What to do
Reproduce all entries precisely, down to the last character.

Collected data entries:
↓↓↓

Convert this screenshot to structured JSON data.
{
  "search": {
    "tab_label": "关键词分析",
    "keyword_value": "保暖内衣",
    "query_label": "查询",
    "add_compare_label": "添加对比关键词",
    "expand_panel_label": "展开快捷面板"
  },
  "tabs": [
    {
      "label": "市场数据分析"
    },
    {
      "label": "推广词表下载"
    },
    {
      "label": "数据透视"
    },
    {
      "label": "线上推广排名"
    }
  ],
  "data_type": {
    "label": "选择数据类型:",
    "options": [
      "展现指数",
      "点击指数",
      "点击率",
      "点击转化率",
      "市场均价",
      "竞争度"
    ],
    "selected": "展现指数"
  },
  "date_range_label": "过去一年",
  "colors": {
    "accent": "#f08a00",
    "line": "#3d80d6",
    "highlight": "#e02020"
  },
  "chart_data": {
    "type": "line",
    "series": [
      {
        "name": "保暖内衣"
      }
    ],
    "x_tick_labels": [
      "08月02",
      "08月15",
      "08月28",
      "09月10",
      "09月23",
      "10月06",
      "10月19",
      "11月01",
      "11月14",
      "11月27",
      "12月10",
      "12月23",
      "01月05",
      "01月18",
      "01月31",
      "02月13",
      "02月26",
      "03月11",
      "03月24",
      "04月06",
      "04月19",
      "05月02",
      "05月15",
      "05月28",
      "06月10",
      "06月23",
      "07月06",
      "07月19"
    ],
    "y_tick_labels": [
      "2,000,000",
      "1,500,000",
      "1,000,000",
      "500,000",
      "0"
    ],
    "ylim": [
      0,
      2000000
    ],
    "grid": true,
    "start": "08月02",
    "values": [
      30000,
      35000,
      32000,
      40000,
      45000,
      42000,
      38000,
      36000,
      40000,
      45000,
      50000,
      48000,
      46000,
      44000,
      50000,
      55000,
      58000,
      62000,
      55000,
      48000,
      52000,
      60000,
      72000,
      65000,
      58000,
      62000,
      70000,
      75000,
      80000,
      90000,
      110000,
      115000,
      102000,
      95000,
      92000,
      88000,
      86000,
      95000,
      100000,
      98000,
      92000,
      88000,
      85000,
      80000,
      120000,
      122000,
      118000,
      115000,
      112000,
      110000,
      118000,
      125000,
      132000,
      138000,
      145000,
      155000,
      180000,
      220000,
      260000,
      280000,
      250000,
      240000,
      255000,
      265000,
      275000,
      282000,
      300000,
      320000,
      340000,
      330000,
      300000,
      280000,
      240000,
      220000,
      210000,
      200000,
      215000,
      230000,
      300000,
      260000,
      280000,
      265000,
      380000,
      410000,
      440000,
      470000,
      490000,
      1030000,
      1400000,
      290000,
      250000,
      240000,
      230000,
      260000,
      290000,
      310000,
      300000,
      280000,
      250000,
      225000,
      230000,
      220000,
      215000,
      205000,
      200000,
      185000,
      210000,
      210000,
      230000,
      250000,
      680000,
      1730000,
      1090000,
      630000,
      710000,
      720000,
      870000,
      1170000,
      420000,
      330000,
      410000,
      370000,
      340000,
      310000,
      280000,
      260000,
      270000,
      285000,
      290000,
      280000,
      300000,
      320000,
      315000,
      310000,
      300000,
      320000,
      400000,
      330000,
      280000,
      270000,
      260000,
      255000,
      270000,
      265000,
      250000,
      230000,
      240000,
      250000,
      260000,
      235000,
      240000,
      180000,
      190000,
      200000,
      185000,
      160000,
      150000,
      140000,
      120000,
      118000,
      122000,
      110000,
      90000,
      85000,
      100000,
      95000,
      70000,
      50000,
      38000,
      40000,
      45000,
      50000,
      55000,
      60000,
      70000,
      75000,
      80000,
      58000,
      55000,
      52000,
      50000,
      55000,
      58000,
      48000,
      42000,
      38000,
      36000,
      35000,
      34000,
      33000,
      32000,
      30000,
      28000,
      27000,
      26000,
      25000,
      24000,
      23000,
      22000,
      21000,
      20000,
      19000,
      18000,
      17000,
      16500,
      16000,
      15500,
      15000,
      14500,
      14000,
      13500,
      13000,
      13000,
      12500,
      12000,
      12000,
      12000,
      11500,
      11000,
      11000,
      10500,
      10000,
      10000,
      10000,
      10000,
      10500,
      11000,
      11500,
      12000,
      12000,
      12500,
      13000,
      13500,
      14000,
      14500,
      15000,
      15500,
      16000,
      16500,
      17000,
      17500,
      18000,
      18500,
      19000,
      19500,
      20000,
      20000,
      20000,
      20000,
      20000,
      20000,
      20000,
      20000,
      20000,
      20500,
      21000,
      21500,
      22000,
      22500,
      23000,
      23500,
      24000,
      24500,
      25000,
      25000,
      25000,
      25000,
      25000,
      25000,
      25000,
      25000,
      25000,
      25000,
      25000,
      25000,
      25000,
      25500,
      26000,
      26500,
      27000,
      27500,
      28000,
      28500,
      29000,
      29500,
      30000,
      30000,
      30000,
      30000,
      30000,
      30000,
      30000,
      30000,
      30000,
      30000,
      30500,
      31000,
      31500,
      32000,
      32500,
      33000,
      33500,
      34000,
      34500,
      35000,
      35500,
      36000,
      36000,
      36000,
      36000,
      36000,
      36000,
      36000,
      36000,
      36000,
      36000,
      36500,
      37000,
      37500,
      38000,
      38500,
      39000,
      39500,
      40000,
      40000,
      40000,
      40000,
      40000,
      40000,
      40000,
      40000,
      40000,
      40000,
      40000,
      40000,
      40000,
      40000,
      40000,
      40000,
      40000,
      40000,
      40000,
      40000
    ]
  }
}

↑↑↑

Result of the task
Convert this screenshot to structured JSON data.
{
  "search": {
    "tab_label": "关键词分析",
    "keyword_value": "保暖内衣",
    "query_label": "查询",
    "add_compare_label": "添加对比关键词",
    "expand_panel_label": "展开快捷面板"
  },
  "tabs": [
    {
      "label": "市场数据分析"
    },
    {
      "label": "推广词表下载"
    },
    {
      "label": "数据透视"
    },
    {
      "label": "线上推广排名"
    }
  ],
  "data_type": {
    "label": "选择数据类型:",
    "options": [
      "展现指数",
      "点击指数",
      "点击率",
      "点击转化率",
      "市场均价",
      "竞争度"
    ],
    "selected": "展现指数"
  },
  "date_range_label": "过去一年",
  "colors": {
    "accent": "#f08a00",
    "line": "#3d80d6",
    "highlight": "#e02020"
  },
  "chart_data": {
    "type": "line",
    "series": [
      {
        "name": "保暖内衣"
      }
    ],
    "x_tick_labels": [
      "08月02",
      "08月15",
      "08月28",
      "09月10",
      "09月23",
      "10月06",
      "10月19",
      "11月01",
      "11月14",
      "11月27",
      "12月10",
      "12月23",
      "01月05",
      "01月18",
      "01月31",
      "02月13",
      "02月26",
      "03月11",
      "03月24",
      "04月06",
      "04月19",
      "05月02",
      "05月15",
      "05月28",
      "06月10",
      "06月23",
      "07月06",
      "07月19"
    ],
    "y_tick_labels": [
      "2,000,000",
      "1,500,000",
      "1,000,000",
      "500,000",
      "0"
    ],
    "ylim": [
      0,
      2000000
    ],
    "grid": true,
    "start": "08月02",
    "values": [
      30000,
      35000,
      32000,
      40000,
      45000,
      42000,
      38000,
      36000,
      40000,
      45000,
      50000,
      48000,
      46000,
      44000,
      50000,
      55000,
      58000,
      62000,
      55000,
      48000,
      52000,
      60000,
      72000,
      65000,
      58000,
      62000,
      70000,
      75000,
      80000,
      90000,
      110000,
      115000,
      102000,
      95000,
      92000,
      88000,
      86000,
      95000,
      100000,
      98000,
      92000,
      88000,
      85000,
      80000,
      120000,
      122000,
      118000,
      115000,
      112000,
      110000,
      118000,
      125000,
      132000,
      138000,
      145000,
      155000,
      180000,
      220000,
      260000,
      280000,
      250000,
      240000,
      255000,
      265000,
      275000,
      282000,
      300000,
      320000,
      340000,
      330000,
      300000,
      280000,
      240000,
      220000,
      210000,
      200000,
      215000,
      230000,
      300000,
      260000,
      280000,
      265000,
      380000,
      410000,
      440000,
      470000,
      490000,
      1030000,
      1400000,
      290000,
      250000,
      240000,
      230000,
      260000,
      290000,
      310000,
      300000,
      280000,
      250000,
      225000,
      230000,
      220000,
      215000,
      205000,
      200000,
      185000,
      210000,
      210000,
      230000,
      250000,
      680000,
      1730000,
      1090000,
      630000,
      710000,
      720000,
      870000,
      1170000,
      420000,
      330000,
      410000,
      370000,
      340000,
      310000,
      280000,
      260000,
      270000,
      285000,
      290000,
      280000,
      300000,
      320000,
      315000,
      310000,
      300000,
      320000,
      400000,
      330000,
      280000,
      270000,
      260000,
      255000,
      270000,
      265000,
      250000,
      230000,
      240000,
      250000,
      260000,
      235000,
      240000,
      180000,
      190000,
      200000,
      185000,
      160000,
      150000,
      140000,
      120000,
      118000,
      122000,
      110000,
      90000,
      85000,
      100000,
      95000,
      70000,
      50000,
      38000,
      40000,
      45000,
      50000,
      55000,
      60000,
      70000,
      75000,
      80000,
      58000,
      55000,
      52000,
      50000,
      55000,
      58000,
      48000,
      42000,
      38000,
      36000,
      35000,
      34000,
      33000,
      32000,
      30000,
      28000,
      27000,
      26000,
      25000,
      24000,
      23000,
      22000,
      21000,
      20000,
      19000,
      18000,
      17000,
      16500,
      16000,
      15500,
      15000,
      14500,
      14000,
      13500,
      13000,
      13000,
      12500,
      12000,
      12000,
      12000,
      11500,
      11000,
      11000,
      10500,
      10000,
      10000,
      10000,
      10000,
      10500,
      11000,
      11500,
      12000,
      12000,
      12500,
      13000,
      13500,
      14000,
      14500,
      15000,
      15500,
      16000,
      16500,
      17000,
      17500,
      18000,
      18500,
      19000,
      19500,
      20000,
      20000,
      20000,
      20000,
      20000,
      20000,
      20000,
      20000,
      20000,
      20500,
      21000,
      21500,
      22000,
      22500,
      23000,
      23500,
      24000,
      24500,
      25000,
      25000,
      25000,
      25000,
      25000,
      25000,
      25000,
      25000,
      25000,
      25000,
      25000,
      25000,
      25000,
      25500,
      26000,
      26500,
      27000,
      27500,
      28000,
      28500,
      29000,
      29500,
      30000,
      30000,
      30000,
      30000,
      30000,
      30000,
      30000,
      30000,
      30000,
      30000,
      30500,
      31000,
      31500,
      32000,
      32500,
      33000,
      33500,
      34000,
      34500,
      35000,
      35500,
      36000,
      36000,
      36000,
      36000,
      36000,
      36000,
      36000,
      36000,
      36000,
      36000,
      36500,
      37000,
      37500,
      38000,
      38500,
      39000,
      39500,
      40000,
      40000,
      40000,
      40000,
      40000,
      40000,
      40000,
      40000,
      40000,
      40000,
      40000,
      40000,
      40000,
      40000,
      40000,
      40000,
      40000,
      40000,
      40000,
      40000
    ]
  }
}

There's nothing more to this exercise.